__ASSIGNED TASK 1__:
Decide whether each statement below agrees with the text on likes and social networks. Answer yes or no for each, and quote the exact words of the text that decide it.
(a) Research already confirms that receiving likes affects the brain the way drugs do.
(b) Dopamine is released both when we receive likes and when we like someone else's publication.
(c) Under Festinger's Social Comparison Theory, the natural tendency is to compare ourselves with the most popular people.
__ASSIGNED TASK 2__: List every number of likes mentioned in the text on likes and social networks.
__ASSIGNED TASK 3__: Proceed with the text on likes and social networks, starting right after its final sentence.

*** SELECTED EXTRACT ***

As I mentioned before, belonging to the community and the group is a necessity for us, but it is difficult to feel part of a group or a community if the other members do not show their acceptance towards us.
And this is where one of the important points in the design of social networks lies; a like is a mechanism of interaction, and the interaction that we generate in other users is perceived as a level of acceptance by the community. If I feel very accepted, if I have many likes or comments, I will continue to perform those behaviors that generate acceptance.
At a neurobiological level, are the effects of receiving likes comparable to the effects that taking certain drugs has on the brain?
Well, this is complicated to answer because there is still no research to support this comparison, but there seem to be indications that yes. We know that consuming drugs increases the release of dopamine, a hormone involved in feelings of pleasure, which is also released when we receive likes on our publications or when we like someone else's publication. Both also activate the nucleus accumbens, which functions as a reward system.
Basically, what we experience are instant moments of pleasure, not happiness, every time we receive a like.
The problem with the functioning of this structure is that the continuous consumption of these pleasurable experiences leads the person to get used to what he/she is given, and to reach those small moments of pleasure he/she will need more of that pleasurable stimulus. So if we have 20 likes in a publication, our little moment will need 21, 22, 23 likes... in the next publications to appear with such strength.
In addition, it seems that both are also related to some difficulties in attention and concentration processes.
When people value the number of likes that their publications, photos and videos receive, do they tend to compare themselves with the rest of the people around them, or with the most popular people?
Comparing oneself with others is a common mechanism for assessing social acceptance that happens to us every day. According to Festinger's Social Comparison Theory, the natural tendency is to compare ourselves with our peers, although there is also upward and downward comparison, that is, we compare ourselves with people we believe are better positioned in a particular field and with those we consider less successful in that field. So we can assume that this behavior also occurs in social networks.

*** End of SELECTED EXTRACT ***
*** RECORD SET ***

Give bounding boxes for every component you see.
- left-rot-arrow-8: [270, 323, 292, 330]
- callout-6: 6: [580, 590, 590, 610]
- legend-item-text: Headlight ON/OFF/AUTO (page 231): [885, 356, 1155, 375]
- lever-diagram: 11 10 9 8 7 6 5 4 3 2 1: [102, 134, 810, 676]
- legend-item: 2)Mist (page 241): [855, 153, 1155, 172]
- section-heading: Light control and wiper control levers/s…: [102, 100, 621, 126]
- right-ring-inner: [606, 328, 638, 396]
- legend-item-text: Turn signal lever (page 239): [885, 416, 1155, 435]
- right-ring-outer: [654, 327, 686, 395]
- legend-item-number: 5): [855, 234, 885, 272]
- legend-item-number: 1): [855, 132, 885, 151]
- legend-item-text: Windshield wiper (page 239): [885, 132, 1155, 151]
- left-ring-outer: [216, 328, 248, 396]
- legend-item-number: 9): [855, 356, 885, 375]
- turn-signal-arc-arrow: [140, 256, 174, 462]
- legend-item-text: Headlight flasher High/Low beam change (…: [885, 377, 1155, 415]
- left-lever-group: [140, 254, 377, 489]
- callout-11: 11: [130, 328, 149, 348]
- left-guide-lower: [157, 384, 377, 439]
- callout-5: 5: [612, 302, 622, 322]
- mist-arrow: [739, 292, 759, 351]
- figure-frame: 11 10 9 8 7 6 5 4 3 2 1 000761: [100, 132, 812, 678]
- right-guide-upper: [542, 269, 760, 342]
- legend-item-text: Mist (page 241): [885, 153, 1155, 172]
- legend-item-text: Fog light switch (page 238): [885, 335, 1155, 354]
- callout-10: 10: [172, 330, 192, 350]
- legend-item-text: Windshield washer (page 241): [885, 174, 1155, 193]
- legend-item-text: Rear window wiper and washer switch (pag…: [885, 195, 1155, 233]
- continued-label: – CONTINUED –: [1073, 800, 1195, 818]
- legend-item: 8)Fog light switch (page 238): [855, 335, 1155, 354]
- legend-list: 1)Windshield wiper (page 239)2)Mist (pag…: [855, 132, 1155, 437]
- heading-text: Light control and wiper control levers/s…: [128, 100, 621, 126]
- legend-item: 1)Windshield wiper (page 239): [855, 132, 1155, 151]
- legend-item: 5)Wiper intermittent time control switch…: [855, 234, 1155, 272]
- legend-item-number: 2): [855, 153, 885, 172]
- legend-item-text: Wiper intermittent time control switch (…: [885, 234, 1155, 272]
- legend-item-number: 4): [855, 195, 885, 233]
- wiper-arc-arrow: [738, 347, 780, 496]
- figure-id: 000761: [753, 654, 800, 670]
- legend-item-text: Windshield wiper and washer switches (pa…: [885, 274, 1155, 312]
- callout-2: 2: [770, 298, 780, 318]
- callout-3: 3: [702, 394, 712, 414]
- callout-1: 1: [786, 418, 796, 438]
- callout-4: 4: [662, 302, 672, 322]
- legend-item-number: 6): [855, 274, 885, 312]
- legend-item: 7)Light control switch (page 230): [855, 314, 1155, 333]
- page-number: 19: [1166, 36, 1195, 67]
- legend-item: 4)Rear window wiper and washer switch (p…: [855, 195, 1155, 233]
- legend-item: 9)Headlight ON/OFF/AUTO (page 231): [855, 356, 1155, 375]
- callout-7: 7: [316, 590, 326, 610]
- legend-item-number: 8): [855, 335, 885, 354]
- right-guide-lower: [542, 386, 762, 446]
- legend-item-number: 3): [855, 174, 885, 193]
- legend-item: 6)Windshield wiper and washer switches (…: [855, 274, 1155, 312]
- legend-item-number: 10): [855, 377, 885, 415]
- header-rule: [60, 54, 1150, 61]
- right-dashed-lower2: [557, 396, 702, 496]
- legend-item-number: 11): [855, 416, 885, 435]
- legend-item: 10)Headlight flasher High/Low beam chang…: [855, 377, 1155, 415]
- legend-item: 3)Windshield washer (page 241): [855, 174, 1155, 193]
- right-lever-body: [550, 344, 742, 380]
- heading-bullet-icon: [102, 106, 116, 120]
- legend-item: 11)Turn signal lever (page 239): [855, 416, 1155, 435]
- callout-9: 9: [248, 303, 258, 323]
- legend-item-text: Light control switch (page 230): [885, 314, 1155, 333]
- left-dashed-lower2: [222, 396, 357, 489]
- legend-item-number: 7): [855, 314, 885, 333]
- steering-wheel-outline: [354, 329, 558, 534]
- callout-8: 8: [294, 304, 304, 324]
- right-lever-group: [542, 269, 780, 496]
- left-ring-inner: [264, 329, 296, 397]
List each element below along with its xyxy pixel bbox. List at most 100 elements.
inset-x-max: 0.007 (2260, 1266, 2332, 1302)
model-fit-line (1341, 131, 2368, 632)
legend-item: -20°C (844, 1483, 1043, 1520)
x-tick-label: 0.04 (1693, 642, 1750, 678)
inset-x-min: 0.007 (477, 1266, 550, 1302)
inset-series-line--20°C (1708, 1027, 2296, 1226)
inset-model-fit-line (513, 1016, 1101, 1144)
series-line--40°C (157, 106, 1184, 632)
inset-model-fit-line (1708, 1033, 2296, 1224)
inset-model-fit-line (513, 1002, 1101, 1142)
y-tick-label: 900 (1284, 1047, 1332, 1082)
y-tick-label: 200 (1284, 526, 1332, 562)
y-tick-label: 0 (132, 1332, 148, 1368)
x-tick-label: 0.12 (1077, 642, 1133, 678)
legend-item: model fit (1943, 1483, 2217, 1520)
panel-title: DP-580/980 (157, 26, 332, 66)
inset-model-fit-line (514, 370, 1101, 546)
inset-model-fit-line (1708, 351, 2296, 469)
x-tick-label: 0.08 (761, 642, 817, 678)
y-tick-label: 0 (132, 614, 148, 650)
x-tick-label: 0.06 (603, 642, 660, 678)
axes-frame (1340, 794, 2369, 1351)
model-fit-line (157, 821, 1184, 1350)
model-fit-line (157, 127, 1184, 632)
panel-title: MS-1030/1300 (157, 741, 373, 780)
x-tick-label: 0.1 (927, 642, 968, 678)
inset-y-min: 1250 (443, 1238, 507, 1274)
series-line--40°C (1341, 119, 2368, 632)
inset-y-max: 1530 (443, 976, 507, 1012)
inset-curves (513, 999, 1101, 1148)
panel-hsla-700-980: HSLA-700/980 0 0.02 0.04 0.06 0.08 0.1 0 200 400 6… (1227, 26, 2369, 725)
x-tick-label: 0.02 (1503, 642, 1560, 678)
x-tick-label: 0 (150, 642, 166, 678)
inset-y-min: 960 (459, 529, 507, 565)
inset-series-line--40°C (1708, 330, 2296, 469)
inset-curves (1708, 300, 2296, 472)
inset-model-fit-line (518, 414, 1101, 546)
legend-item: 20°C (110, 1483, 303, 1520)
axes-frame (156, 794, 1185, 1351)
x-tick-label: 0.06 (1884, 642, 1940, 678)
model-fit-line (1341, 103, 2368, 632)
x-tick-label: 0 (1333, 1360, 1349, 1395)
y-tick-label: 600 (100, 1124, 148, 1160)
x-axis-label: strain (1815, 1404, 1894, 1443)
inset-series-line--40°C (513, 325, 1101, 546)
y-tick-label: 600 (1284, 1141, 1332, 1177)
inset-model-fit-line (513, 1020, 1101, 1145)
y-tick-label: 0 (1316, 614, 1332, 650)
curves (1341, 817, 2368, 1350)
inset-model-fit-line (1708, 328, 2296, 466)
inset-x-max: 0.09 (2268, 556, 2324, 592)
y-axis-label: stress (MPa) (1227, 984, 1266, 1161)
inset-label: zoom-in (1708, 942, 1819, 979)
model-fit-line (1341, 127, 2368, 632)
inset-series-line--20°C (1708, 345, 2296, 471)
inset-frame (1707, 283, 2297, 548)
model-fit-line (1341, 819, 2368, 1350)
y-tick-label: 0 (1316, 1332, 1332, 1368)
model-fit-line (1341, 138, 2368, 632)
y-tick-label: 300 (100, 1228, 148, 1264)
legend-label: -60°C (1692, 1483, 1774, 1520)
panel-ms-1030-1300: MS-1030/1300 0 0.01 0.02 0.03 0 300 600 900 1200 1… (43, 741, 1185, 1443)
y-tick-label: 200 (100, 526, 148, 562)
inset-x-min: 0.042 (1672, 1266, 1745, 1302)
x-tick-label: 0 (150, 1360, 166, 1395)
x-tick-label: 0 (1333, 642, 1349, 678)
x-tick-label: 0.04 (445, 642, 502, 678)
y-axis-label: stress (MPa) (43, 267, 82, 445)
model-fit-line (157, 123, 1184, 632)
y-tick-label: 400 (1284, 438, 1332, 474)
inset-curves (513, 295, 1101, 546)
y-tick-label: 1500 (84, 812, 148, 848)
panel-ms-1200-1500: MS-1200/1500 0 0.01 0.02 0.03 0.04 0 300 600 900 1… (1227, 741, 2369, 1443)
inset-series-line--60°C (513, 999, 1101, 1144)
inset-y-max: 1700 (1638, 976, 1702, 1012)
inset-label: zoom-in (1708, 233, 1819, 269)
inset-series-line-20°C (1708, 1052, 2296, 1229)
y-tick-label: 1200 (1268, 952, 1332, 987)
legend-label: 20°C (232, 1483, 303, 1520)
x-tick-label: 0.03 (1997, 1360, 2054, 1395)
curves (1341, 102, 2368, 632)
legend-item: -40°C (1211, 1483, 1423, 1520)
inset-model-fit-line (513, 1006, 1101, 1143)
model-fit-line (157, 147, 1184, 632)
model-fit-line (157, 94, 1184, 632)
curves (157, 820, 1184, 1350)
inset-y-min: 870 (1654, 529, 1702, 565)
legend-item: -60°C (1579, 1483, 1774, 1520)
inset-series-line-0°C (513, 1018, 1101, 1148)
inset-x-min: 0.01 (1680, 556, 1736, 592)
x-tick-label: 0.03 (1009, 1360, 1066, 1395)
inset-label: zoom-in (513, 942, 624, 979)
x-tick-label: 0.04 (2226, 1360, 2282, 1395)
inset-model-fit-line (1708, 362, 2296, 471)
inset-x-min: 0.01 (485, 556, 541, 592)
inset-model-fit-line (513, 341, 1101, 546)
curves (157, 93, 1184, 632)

*** End of RECORD SET ***

__REPLY 1__:
(a) No: "there is still no research to support this comparison"
(b) Yes: "which is also released when we receive likes on our publications or when we like someone else's publication"
(c) No: "the natural tendency is to compare ourselves with our peers"

__REPLY 2__: 20, 21, 22, 23

__REPLY 3__:
The algorithms of many social networks provoke and facilitate this upward comparison, since they show us those publications that generate more likes and more interactions with users. In any case, there are many factors involved in the social comparison processes within social networks: the user's age, the purpose for which he/she uses social networks, the type of social network used, and of course the user's own personal factors such as his/her self-esteem, support network, mood, etc.
How is the search for approval in social networks related to what has been called FOMO, i.e., "fear of missing out"?
The FOMO phenomenon is, in part, a consequence of the search for approval. Basically this phenomenon is described as the fear of missing out on something that happens.
As in the networks the bombardment of events is inexhaustible, if I am not connected I feel that I miss something, and if I miss something I am not up to date with society and therefore, I miss opportunities to socialize and find the approval of the group.
On the other hand, being continuously connected increases the situations in which we are exposed to the upward social comparison I mentioned before and can make us feel that our life is boring or vulgar, for example.
What can be done from Psychology to help people who depend too much on social networks?
On an individual level, there is always a hidden fear in dependence; the fear in these cases is usually related to not connecting with others and being or feeling socially isolated. So the work usually starts there.
At the societal level, I believe that psychologists have a fundamental role to play in the dissemination of the harmful psychological effects derived from the misuse of social networks as well as in the education in their correct use, and it is important that we emphasize not only computer education but also the emotional education of the networks.